* _Material provided_
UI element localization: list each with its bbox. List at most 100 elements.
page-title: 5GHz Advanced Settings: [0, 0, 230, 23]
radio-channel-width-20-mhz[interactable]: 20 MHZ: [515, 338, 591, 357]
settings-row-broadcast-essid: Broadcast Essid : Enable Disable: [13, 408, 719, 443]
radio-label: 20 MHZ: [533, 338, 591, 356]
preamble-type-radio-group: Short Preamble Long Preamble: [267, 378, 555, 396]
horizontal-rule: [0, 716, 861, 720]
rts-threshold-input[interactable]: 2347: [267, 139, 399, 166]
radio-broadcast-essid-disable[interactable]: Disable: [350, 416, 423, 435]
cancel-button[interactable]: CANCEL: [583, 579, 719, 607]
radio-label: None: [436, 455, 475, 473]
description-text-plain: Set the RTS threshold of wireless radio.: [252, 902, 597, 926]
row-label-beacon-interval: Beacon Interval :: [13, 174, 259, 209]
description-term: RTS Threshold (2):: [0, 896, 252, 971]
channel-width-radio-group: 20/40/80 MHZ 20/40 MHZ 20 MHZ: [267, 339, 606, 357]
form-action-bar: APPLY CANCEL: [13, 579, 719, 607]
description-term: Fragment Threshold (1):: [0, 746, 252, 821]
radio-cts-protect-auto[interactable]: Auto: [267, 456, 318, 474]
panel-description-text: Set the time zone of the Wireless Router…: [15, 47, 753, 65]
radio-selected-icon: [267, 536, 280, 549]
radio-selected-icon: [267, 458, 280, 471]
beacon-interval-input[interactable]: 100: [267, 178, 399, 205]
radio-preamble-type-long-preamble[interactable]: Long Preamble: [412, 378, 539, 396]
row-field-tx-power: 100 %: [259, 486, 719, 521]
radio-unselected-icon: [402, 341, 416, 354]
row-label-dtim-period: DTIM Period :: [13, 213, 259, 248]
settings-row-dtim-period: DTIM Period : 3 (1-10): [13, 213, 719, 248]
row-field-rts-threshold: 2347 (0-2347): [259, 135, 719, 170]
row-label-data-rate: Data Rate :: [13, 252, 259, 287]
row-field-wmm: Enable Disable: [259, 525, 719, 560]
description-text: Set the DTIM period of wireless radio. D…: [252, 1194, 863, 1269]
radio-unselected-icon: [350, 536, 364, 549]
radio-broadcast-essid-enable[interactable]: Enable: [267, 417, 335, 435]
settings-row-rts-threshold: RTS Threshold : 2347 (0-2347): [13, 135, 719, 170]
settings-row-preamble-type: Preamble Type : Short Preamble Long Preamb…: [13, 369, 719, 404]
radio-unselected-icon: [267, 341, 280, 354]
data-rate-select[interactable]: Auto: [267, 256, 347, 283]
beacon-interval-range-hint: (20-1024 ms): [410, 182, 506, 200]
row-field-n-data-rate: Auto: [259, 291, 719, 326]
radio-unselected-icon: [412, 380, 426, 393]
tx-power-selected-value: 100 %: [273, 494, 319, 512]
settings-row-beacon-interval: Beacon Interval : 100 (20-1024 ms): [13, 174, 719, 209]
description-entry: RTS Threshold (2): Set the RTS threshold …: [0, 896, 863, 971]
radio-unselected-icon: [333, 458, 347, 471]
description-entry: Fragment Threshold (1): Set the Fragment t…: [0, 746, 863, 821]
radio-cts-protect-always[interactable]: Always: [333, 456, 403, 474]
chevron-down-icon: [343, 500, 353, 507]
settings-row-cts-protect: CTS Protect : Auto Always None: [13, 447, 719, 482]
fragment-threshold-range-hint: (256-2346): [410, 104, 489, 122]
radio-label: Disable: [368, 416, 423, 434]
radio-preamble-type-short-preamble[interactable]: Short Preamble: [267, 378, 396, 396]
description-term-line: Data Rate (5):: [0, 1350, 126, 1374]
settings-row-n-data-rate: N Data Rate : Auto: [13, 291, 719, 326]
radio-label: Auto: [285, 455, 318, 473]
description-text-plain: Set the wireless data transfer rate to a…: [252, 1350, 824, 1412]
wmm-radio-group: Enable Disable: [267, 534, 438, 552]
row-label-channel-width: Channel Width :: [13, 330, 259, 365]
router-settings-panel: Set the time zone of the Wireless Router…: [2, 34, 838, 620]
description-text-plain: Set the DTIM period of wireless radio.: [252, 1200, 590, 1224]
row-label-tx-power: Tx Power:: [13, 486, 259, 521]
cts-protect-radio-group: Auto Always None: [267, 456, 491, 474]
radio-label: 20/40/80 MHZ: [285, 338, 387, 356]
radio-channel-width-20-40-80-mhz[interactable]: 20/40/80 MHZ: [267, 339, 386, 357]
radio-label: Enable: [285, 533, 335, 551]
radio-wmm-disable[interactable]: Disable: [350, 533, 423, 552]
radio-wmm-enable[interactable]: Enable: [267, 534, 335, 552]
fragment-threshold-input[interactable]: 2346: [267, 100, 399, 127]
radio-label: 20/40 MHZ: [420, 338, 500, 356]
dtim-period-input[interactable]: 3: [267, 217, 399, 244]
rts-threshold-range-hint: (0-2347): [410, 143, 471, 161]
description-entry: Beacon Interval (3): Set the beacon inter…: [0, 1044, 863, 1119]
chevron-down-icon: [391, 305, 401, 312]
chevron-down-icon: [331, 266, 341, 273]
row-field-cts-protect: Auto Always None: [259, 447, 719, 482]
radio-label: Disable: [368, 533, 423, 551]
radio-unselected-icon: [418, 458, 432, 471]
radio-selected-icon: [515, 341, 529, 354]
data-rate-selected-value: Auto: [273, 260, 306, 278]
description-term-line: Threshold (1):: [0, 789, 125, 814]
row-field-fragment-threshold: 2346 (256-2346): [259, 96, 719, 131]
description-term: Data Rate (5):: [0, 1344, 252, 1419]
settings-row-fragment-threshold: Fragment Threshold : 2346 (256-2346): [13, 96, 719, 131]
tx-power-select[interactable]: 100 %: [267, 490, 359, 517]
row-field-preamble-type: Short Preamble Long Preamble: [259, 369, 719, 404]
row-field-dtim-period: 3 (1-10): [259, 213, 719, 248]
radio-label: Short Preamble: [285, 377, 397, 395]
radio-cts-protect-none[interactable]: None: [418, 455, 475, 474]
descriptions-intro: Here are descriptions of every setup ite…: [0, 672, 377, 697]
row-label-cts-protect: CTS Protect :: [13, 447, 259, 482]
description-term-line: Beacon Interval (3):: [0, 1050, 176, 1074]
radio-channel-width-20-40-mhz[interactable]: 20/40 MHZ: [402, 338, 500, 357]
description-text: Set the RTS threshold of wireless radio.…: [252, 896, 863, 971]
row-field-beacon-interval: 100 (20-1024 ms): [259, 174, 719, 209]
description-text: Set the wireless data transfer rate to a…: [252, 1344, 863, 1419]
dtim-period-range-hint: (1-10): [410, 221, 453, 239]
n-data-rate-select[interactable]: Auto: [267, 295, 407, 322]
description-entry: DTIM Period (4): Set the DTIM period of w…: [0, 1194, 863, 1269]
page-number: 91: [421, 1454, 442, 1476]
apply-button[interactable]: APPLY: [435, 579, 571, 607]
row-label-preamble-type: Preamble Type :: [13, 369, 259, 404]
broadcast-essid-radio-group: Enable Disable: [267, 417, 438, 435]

* _What to produce_
Rewrite the lines above, swapping every "Beacon Interval" for "Beacon Period" and leaving everything else unchanged.

* _Response_
UI element localization: list each with its bbox. List at most 100 elements.
page-title: 5GHz Advanced Settings: [0, 0, 230, 23]
radio-channel-width-20-mhz[interactable]: 20 MHZ: [515, 338, 591, 357]
settings-row-broadcast-essid: Broadcast Essid : Enable Disable: [13, 408, 719, 443]
radio-label: 20 MHZ: [533, 338, 591, 356]
preamble-type-radio-group: Short Preamble Long Preamble: [267, 378, 555, 396]
horizontal-rule: [0, 716, 861, 720]
rts-threshold-input[interactable]: 2347: [267, 139, 399, 166]
radio-broadcast-essid-disable[interactable]: Disable: [350, 416, 423, 435]
cancel-button[interactable]: CANCEL: [583, 579, 719, 607]
radio-label: None: [436, 455, 475, 473]
description-text-plain: Set the RTS threshold of wireless radio.: [252, 902, 597, 926]
row-label-beacon-interval: Beacon Period :: [13, 174, 259, 209]
description-term: RTS Threshold (2):: [0, 896, 252, 971]
channel-width-radio-group: 20/40/80 MHZ 20/40 MHZ 20 MHZ: [267, 339, 606, 357]
form-action-bar: APPLY CANCEL: [13, 579, 719, 607]
description-term: Fragment Threshold (1):: [0, 746, 252, 821]
radio-cts-protect-auto[interactable]: Auto: [267, 456, 318, 474]
panel-description-text: Set the time zone of the Wireless Router…: [15, 47, 753, 65]
radio-selected-icon: [267, 536, 280, 549]
radio-selected-icon: [267, 458, 280, 471]
beacon-interval-input[interactable]: 100: [267, 178, 399, 205]
radio-preamble-type-long-preamble[interactable]: Long Preamble: [412, 378, 539, 396]
row-field-tx-power: 100 %: [259, 486, 719, 521]
radio-unselected-icon: [402, 341, 416, 354]
row-label-dtim-period: DTIM Period :: [13, 213, 259, 248]
settings-row-dtim-period: DTIM Period : 3 (1-10): [13, 213, 719, 248]
row-field-rts-threshold: 2347 (0-2347): [259, 135, 719, 170]
row-label-data-rate: Data Rate :: [13, 252, 259, 287]
row-field-wmm: Enable Disable: [259, 525, 719, 560]
description-text: Set the DTIM period of wireless radio. D…: [252, 1194, 863, 1269]
radio-unselected-icon: [350, 536, 364, 549]
radio-broadcast-essid-enable[interactable]: Enable: [267, 417, 335, 435]
settings-row-rts-threshold: RTS Threshold : 2347 (0-2347): [13, 135, 719, 170]
settings-row-preamble-type: Preamble Type : Short Preamble Long Preamb…: [13, 369, 719, 404]
radio-unselected-icon: [267, 341, 280, 354]
data-rate-select[interactable]: Auto: [267, 256, 347, 283]
beacon-interval-range-hint: (20-1024 ms): [410, 182, 506, 200]
row-field-n-data-rate: Auto: [259, 291, 719, 326]
radio-unselected-icon: [412, 380, 426, 393]
tx-power-selected-value: 100 %: [273, 494, 319, 512]
settings-row-beacon-interval: Beacon Period : 100 (20-1024 ms): [13, 174, 719, 209]
description-entry: RTS Threshold (2): Set the RTS threshold …: [0, 896, 863, 971]
radio-unselected-icon: [333, 458, 347, 471]
description-entry: Fragment Threshold (1): Set the Fragment t…: [0, 746, 863, 821]
radio-cts-protect-always[interactable]: Always: [333, 456, 403, 474]
chevron-down-icon: [343, 500, 353, 507]
settings-row-cts-protect: CTS Protect : Auto Always None: [13, 447, 719, 482]
fragment-threshold-range-hint: (256-2346): [410, 104, 489, 122]
radio-label: Disable: [368, 416, 423, 434]
radio-preamble-type-short-preamble[interactable]: Short Preamble: [267, 378, 396, 396]
description-term-line: Data Rate (5):: [0, 1350, 126, 1374]
settings-row-n-data-rate: N Data Rate : Auto: [13, 291, 719, 326]
radio-label: Auto: [285, 455, 318, 473]
description-text-plain: Set the wireless data transfer rate to a…: [252, 1350, 824, 1412]
wmm-radio-group: Enable Disable: [267, 534, 438, 552]
row-label-channel-width: Channel Width :: [13, 330, 259, 365]
router-settings-panel: Set the time zone of the Wireless Router…: [2, 34, 838, 620]
description-text-plain: Set the DTIM period of wireless radio.: [252, 1200, 590, 1224]
row-label-tx-power: Tx Power:: [13, 486, 259, 521]
cts-protect-radio-group: Auto Always None: [267, 456, 491, 474]
radio-label: 20/40/80 MHZ: [285, 338, 387, 356]
radio-channel-width-20-40-80-mhz[interactable]: 20/40/80 MHZ: [267, 339, 386, 357]
radio-label: Enable: [285, 533, 335, 551]
radio-wmm-disable[interactable]: Disable: [350, 533, 423, 552]
radio-wmm-enable[interactable]: Enable: [267, 534, 335, 552]
fragment-threshold-input[interactable]: 2346: [267, 100, 399, 127]
radio-label: 20/40 MHZ: [420, 338, 500, 356]
dtim-period-input[interactable]: 3: [267, 217, 399, 244]
rts-threshold-range-hint: (0-2347): [410, 143, 471, 161]
description-entry: Beacon Period (3): Set the beacon inter…: [0, 1044, 863, 1119]
chevron-down-icon: [391, 305, 401, 312]
chevron-down-icon: [331, 266, 341, 273]
row-field-cts-protect: Auto Always None: [259, 447, 719, 482]
radio-label: Disable: [368, 533, 423, 551]
radio-unselected-icon: [418, 458, 432, 471]
radio-selected-icon: [515, 341, 529, 354]
data-rate-selected-value: Auto: [273, 260, 306, 278]
description-term-line: Threshold (1):: [0, 789, 125, 814]
row-field-fragment-threshold: 2346 (256-2346): [259, 96, 719, 131]
description-term: Data Rate (5):: [0, 1344, 252, 1419]
settings-row-fragment-threshold: Fragment Threshold : 2346 (256-2346): [13, 96, 719, 131]
tx-power-select[interactable]: 100 %: [267, 490, 359, 517]
row-field-preamble-type: Short Preamble Long Preamble: [259, 369, 719, 404]
row-field-dtim-period: 3 (1-10): [259, 213, 719, 248]
radio-label: Short Preamble: [285, 377, 397, 395]
radio-cts-protect-none[interactable]: None: [418, 455, 475, 474]
descriptions-intro: Here are descriptions of every setup ite…: [0, 672, 377, 697]
row-label-cts-protect: CTS Protect :: [13, 447, 259, 482]
description-term-line: Beacon Period (3):: [0, 1050, 176, 1074]
radio-channel-width-20-40-mhz[interactable]: 20/40 MHZ: [402, 338, 500, 357]
description-text: Set the RTS threshold of wireless radio.…: [252, 896, 863, 971]
row-field-beacon-interval: 100 (20-1024 ms): [259, 174, 719, 209]
description-text: Set the wireless data transfer rate to a…: [252, 1344, 863, 1419]
dtim-period-range-hint: (1-10): [410, 221, 453, 239]
n-data-rate-select[interactable]: Auto: [267, 295, 407, 322]
description-entry: DTIM Period (4): Set the DTIM period of w…: [0, 1194, 863, 1269]
page-number: 91: [421, 1454, 442, 1476]
apply-button[interactable]: APPLY: [435, 579, 571, 607]
row-label-preamble-type: Preamble Type :: [13, 369, 259, 404]
broadcast-essid-radio-group: Enable Disable: [267, 417, 438, 435]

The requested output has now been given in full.